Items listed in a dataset
· · · · · · ·

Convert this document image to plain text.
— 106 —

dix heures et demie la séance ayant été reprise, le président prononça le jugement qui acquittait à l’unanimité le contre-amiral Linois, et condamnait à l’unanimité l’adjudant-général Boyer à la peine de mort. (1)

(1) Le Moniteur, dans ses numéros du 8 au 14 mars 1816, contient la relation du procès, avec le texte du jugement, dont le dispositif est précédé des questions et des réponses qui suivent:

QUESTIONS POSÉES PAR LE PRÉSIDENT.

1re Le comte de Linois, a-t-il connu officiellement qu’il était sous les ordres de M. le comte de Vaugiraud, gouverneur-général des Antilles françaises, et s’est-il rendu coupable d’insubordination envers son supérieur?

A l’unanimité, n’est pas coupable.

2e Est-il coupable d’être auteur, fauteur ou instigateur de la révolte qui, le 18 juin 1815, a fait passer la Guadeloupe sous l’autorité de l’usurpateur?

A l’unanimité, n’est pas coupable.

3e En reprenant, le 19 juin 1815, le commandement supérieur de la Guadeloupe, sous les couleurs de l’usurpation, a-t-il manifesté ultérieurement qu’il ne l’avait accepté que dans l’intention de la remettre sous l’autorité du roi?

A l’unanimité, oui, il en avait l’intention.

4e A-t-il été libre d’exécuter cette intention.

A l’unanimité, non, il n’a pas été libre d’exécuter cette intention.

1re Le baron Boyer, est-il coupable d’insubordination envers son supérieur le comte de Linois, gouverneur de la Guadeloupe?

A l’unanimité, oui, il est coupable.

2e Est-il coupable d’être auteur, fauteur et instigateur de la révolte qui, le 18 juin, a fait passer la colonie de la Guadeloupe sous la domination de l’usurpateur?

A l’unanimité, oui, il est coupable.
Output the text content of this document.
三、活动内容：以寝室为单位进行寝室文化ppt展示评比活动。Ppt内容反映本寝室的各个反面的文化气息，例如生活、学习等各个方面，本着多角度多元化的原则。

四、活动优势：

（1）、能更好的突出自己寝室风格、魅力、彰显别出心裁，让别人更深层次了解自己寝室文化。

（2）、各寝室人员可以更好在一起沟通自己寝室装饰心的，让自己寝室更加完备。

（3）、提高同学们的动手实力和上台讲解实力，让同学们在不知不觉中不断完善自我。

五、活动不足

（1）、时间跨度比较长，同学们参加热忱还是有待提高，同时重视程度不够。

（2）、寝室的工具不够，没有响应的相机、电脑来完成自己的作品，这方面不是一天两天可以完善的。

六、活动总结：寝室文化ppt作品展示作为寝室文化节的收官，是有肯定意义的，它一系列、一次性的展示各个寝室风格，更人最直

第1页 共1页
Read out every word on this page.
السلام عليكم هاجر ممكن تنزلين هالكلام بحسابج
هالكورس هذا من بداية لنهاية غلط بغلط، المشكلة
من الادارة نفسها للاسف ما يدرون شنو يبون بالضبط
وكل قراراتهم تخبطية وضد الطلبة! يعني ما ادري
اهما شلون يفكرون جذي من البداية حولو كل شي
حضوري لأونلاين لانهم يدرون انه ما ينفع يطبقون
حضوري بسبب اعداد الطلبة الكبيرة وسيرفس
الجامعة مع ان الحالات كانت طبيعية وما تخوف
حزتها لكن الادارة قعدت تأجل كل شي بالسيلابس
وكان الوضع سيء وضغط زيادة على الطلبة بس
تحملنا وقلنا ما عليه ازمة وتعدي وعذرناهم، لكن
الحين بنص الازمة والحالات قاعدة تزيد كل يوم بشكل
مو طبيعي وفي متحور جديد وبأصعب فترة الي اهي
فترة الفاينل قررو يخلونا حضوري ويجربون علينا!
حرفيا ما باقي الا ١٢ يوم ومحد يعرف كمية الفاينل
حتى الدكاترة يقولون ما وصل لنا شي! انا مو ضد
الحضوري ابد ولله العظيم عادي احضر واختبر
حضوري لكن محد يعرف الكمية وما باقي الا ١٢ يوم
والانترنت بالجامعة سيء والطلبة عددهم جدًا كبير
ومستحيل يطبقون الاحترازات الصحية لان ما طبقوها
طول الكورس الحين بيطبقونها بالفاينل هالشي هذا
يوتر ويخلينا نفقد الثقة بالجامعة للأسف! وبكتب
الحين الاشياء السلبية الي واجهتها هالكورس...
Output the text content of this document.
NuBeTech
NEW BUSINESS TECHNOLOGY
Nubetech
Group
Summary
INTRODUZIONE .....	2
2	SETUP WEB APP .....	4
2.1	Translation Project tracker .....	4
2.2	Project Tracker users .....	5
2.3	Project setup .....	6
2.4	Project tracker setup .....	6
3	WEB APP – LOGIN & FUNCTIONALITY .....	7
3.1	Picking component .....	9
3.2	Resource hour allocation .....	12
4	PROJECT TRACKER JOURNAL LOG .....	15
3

· · · · · · ·

◆ **Stated task**
In the listing above, find the lines holding the word "يعرف" and copy them.

◆ **Reply**
حرفيا ما باقي الا ١٢ يوم ومحد يعرف كمية الفاينل
حضوري لكن محد يعرف الكمية وما باقي الا ١٢ يوم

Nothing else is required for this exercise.